Data items:

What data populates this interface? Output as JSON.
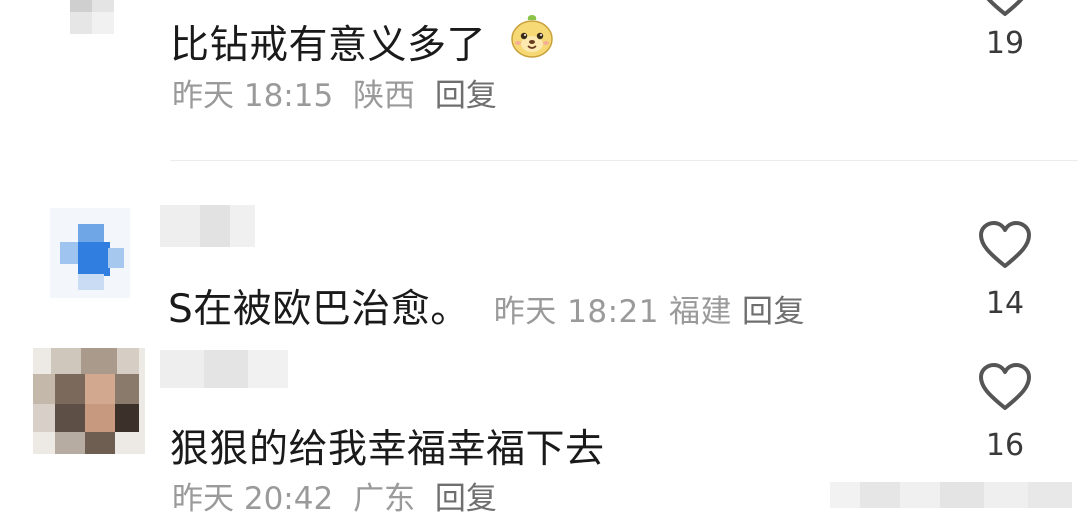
{
  "comments": [
    {
      "text": "比钻戒有意义多了",
      "emoji": "yellow-creature-emoji",
      "time": "昨天 18:15",
      "location": "陕西",
      "reply_label": "回复",
      "likes": "19"
    },
    {
      "text": "S在被欧巴治愈。",
      "time": "昨天 18:21",
      "location": "福建",
      "reply_label": "回复",
      "likes": "14"
    },
    {
      "text": "狠狠的给我幸福幸福下去",
      "time": "昨天 20:42",
      "location": "广东",
      "reply_label": "回复",
      "likes": "16"
    }
  ],
  "icons": {
    "like": "heart-outline-icon",
    "avatar": "pixelated-avatar"
  },
  "colors": {
    "text_primary": "#1a1a1a",
    "text_meta": "#9a9a9a",
    "reply": "#6f6f6f",
    "heart_stroke": "#555555",
    "divider": "#ececec"
  }
}
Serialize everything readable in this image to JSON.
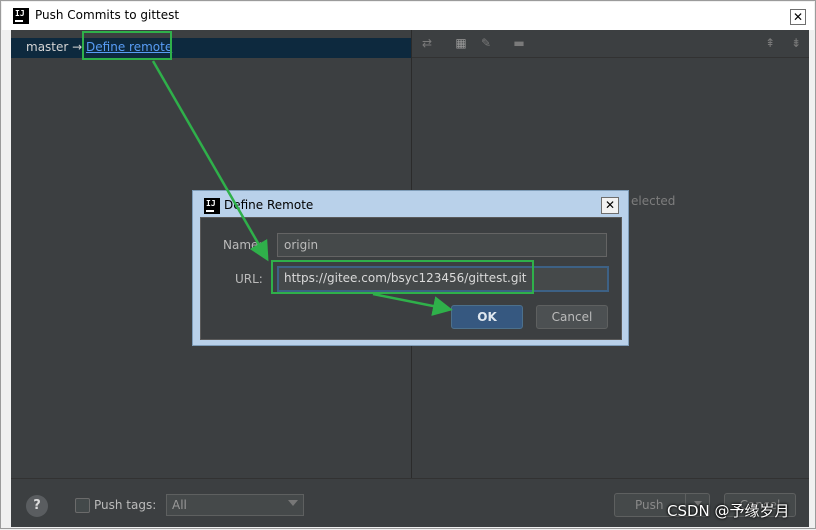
{
  "window": {
    "title": "Push Commits to gittest",
    "close": "✕"
  },
  "left": {
    "branch": "master",
    "arrow": "→",
    "define_remote": "Define remote"
  },
  "right": {
    "no_selection": "elected"
  },
  "bottom": {
    "help": "?",
    "push_tags_label": "Push tags:",
    "tags_value": "All",
    "push_label": "Push",
    "cancel_label": "Cancel"
  },
  "dialog": {
    "title": "Define Remote",
    "close": "✕",
    "name_label": "Name:",
    "name_value": "origin",
    "url_label": "URL:",
    "url_value": "https://gitee.com/bsyc123456/gittest.git",
    "ok_label": "OK",
    "cancel_label": "Cancel"
  },
  "watermark": "CSDN @予缘岁月",
  "colors": {
    "annotation": "#2fb04a",
    "accent": "#365880",
    "link": "#589df6"
  }
}
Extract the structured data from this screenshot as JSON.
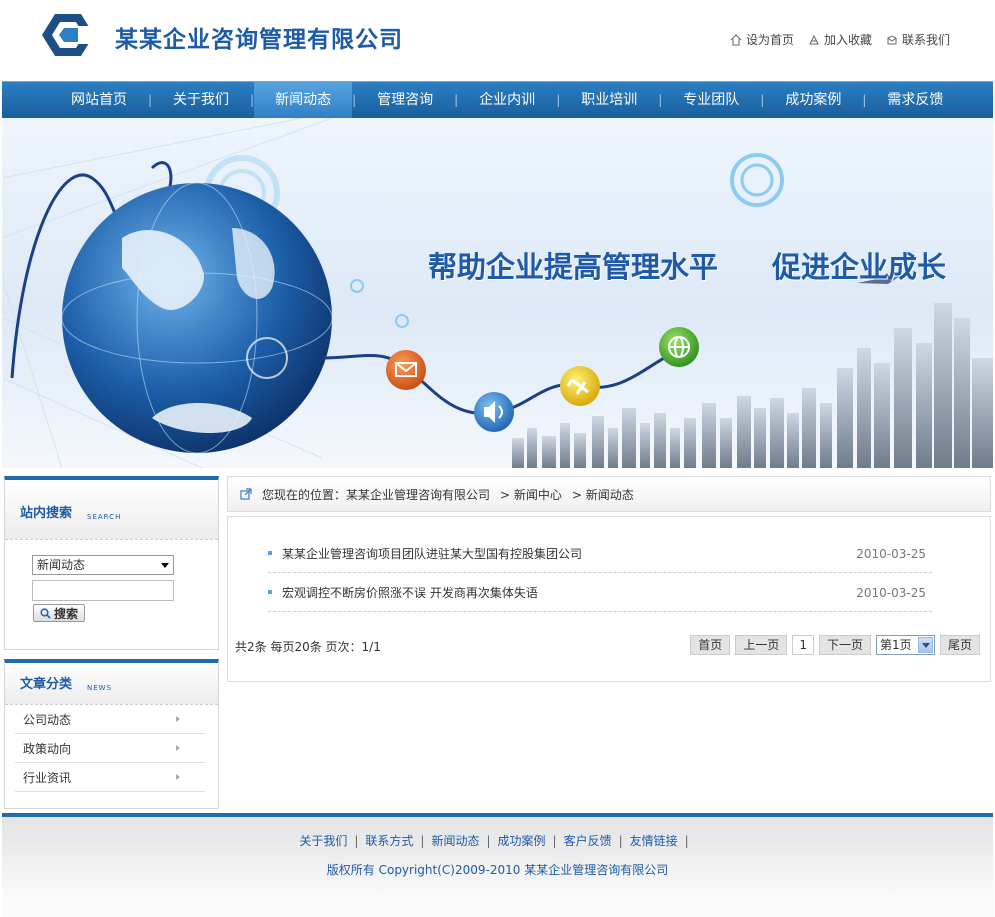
{
  "header": {
    "company_name": "某某企业咨询管理有限公司",
    "links": [
      {
        "label": "设为首页",
        "icon": "home-icon"
      },
      {
        "label": "加入收藏",
        "icon": "bookmark-icon"
      },
      {
        "label": "联系我们",
        "icon": "contact-icon"
      }
    ]
  },
  "nav": {
    "items": [
      "网站首页",
      "关于我们",
      "新闻动态",
      "管理咨询",
      "企业内训",
      "职业培训",
      "专业团队",
      "成功案例",
      "需求反馈"
    ],
    "active": "新闻动态"
  },
  "banner": {
    "slogan_1": "帮助企业提高管理水平",
    "slogan_2": "促进企业成长"
  },
  "search": {
    "title": "站内搜索",
    "title_en": "SEARCH",
    "selected": "新闻动态",
    "button": "搜索"
  },
  "categories": {
    "title": "文章分类",
    "title_en": "NEWS",
    "items": [
      "公司动态",
      "政策动向",
      "行业资讯"
    ]
  },
  "breadcrumb": {
    "prefix": "您现在的位置：",
    "items": [
      "某某企业管理咨询有限公司",
      "> 新闻中心",
      "> 新闻动态"
    ]
  },
  "news": [
    {
      "title": "某某企业管理咨询项目团队进驻某大型国有控股集团公司",
      "date": "2010-03-25"
    },
    {
      "title": "宏观调控不断房价照涨不误 开发商再次集体失语",
      "date": "2010-03-25"
    }
  ],
  "pager": {
    "info": "共2条  每页20条  页次：1/1",
    "first": "首页",
    "prev": "上一页",
    "current": "1",
    "next": "下一页",
    "select": "第1页",
    "last": "尾页"
  },
  "footer": {
    "links": [
      "关于我们",
      "联系方式",
      "新闻动态",
      "成功案例",
      "客户反馈",
      "友情链接"
    ],
    "copyright": "版权所有  Copyright(C)2009-2010 某某企业管理咨询有限公司"
  },
  "colors": {
    "brand": "#1f5aa6",
    "nav": "#1a5e9e",
    "nav_active": "#57a4e0"
  }
}
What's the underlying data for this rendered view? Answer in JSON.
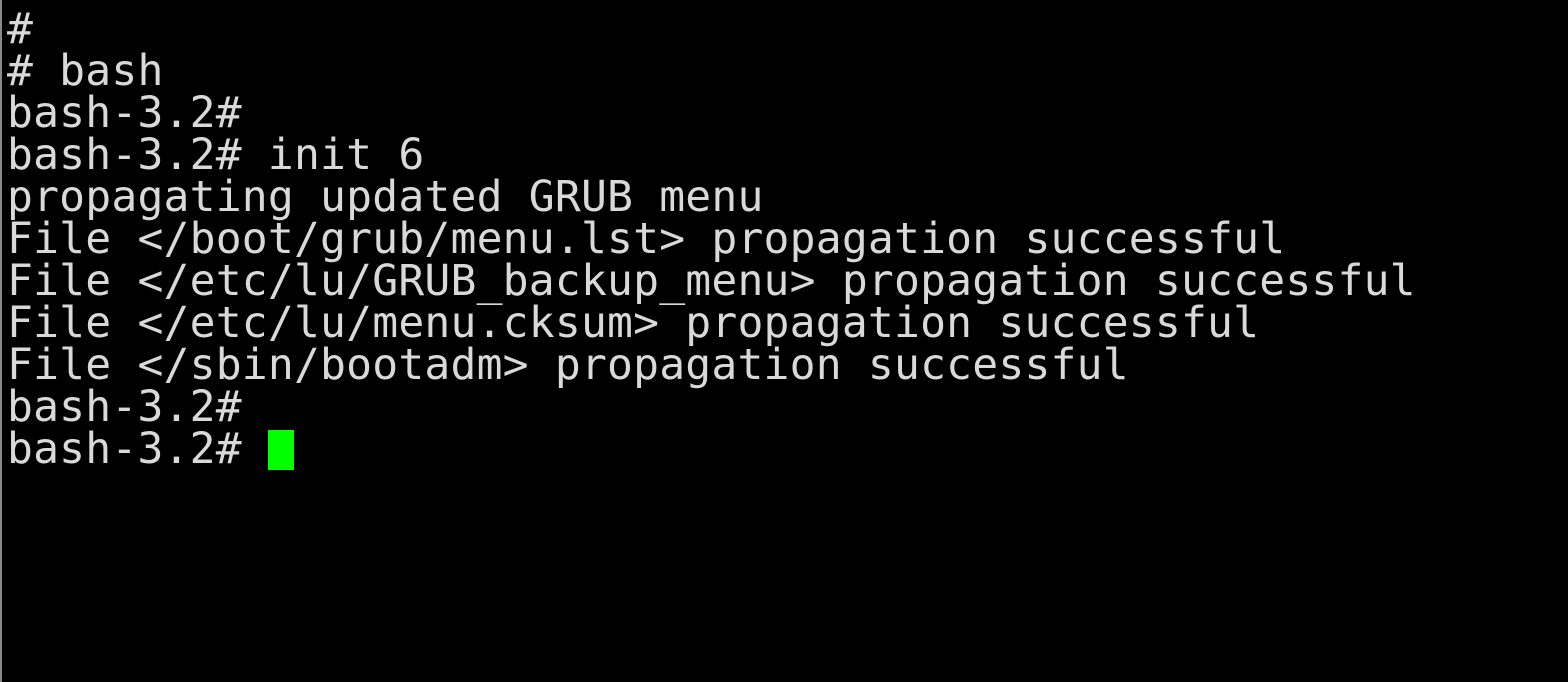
{
  "terminal": {
    "lines": [
      "#",
      "# bash",
      "bash-3.2#",
      "bash-3.2# init 6",
      "propagating updated GRUB menu",
      "File </boot/grub/menu.lst> propagation successful",
      "File </etc/lu/GRUB_backup_menu> propagation successful",
      "File </etc/lu/menu.cksum> propagation successful",
      "File </sbin/bootadm> propagation successful",
      "bash-3.2#",
      "bash-3.2# "
    ],
    "cursor_color": "#00ff00",
    "text_color": "#d9d9d9",
    "background_color": "#000000"
  }
}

[Problem to solve] Go through the material line by line. Show each line that contains the string "gittest".

[Solution]
    "title": "Push Commits to gittest",
    "url_value": "https://gitee.com/bsyc123456/gittest.git",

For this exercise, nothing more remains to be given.